----- ページ本文 -----

高知工業高等専門学校(井瀬潔校長)は、首都圏在住のITプロの人材を「副業先生」として転職サイト「ビズリーチ」を通じて公募。43人の民間企業の応募の中から4人の採用が決定。11月からの授業開始にあたり、10月25日(月)に就任式が行われた。
■情報セキュリティコース5年生向けの科目を教える
国立高専は全国に51校があり、中学卒業後に5年間かけて専門教育を学んでいく。高知工業高等専門学校は国立高専で唯一サイバーセキュリティ専門のコースを設置。国立高等専門学校機構が進める「サイバーセキュリティ人材育成事業(K-SEC)」の中核拠点校としても活動している。今回、就任する4人の副業先生は、高知高専の情報セキュリティコース5年生向けの科目を教えることになる。
■情報セキュリティマネジメントや情報工学実践Ⅱなどを担当
具体的にはネットワークの管理・運用について教え、現場経験の問題や対応策について講義する「情報セキュリティマネジメント」、偽サイトやフィッシング詐欺などについて演習する「情報工学実践Ⅱ」、ネットワークに接続されたホストを攻撃する手法や、それらの脅威から守るための技術について学ぶ「ネットワークセキュリティⅡ」などを担当。主にオンラインで授業を行っていく。

-----

[課題 A] 次の(i)〜(iii)が本文の内容と合っているか、それぞれ「はい」か「いいえ」で答え、判断の根拠となる本文の語句をそのまま引用してください。(i) 高知工業高等専門学校は、国立高専で唯一サイバーセキュリティ専門のコースを設置している。(ii) 副業先生は43人の応募の中から5人が採用された。(iii) 副業先生の授業は主に対面で行われる。
[課題 B] 本文によると、副業先生の就任式は何月何日に行われたか。

----- 提供された記録 -----

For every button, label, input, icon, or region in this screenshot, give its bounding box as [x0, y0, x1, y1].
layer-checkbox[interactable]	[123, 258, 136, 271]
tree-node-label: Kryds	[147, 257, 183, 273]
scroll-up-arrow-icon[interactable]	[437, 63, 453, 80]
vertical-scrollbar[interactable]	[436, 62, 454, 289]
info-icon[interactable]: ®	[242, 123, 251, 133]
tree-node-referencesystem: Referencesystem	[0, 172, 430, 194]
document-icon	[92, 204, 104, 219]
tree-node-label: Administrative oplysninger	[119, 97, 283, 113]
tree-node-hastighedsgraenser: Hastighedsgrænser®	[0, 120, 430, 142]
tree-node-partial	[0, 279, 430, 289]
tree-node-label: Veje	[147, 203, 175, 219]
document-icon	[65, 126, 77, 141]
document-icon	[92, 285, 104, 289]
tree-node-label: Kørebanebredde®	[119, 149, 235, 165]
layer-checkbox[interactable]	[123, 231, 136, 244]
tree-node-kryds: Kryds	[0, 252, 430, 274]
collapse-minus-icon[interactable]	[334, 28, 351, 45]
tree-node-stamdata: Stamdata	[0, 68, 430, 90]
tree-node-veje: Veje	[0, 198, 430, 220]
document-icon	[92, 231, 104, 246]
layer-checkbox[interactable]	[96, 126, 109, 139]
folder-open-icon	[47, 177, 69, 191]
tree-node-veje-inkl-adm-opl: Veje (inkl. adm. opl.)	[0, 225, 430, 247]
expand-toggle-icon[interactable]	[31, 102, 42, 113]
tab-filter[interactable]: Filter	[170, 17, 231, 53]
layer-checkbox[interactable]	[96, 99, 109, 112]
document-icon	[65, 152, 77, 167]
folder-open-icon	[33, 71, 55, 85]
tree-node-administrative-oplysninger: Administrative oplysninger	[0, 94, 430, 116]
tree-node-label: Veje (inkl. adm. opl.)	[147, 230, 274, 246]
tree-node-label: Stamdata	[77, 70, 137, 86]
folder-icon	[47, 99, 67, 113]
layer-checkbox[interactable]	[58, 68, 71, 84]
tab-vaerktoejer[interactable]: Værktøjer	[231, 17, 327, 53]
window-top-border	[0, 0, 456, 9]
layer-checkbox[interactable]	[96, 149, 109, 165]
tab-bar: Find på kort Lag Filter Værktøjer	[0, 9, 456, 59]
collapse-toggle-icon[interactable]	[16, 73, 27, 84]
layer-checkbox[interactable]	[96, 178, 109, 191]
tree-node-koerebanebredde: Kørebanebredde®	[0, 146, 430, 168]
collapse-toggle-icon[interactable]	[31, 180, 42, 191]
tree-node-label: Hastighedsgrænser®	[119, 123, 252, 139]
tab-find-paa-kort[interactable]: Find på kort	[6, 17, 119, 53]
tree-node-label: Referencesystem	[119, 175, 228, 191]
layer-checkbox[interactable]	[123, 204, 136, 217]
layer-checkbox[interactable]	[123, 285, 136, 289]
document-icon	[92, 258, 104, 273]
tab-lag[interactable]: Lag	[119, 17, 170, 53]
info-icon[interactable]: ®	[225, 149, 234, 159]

-----

[演習結果 A]
(i) はい。「高知工業高等専門学校は国立高専で唯一サイバーセキュリティ専門のコースを設置。」
(ii) いいえ。「43人の民間企業の応募の中から4人の採用が決定。」
(iii) いいえ。「主にオンラインで授業を行っていく。」

[演習結果 B] 10月25日(月)に行われた。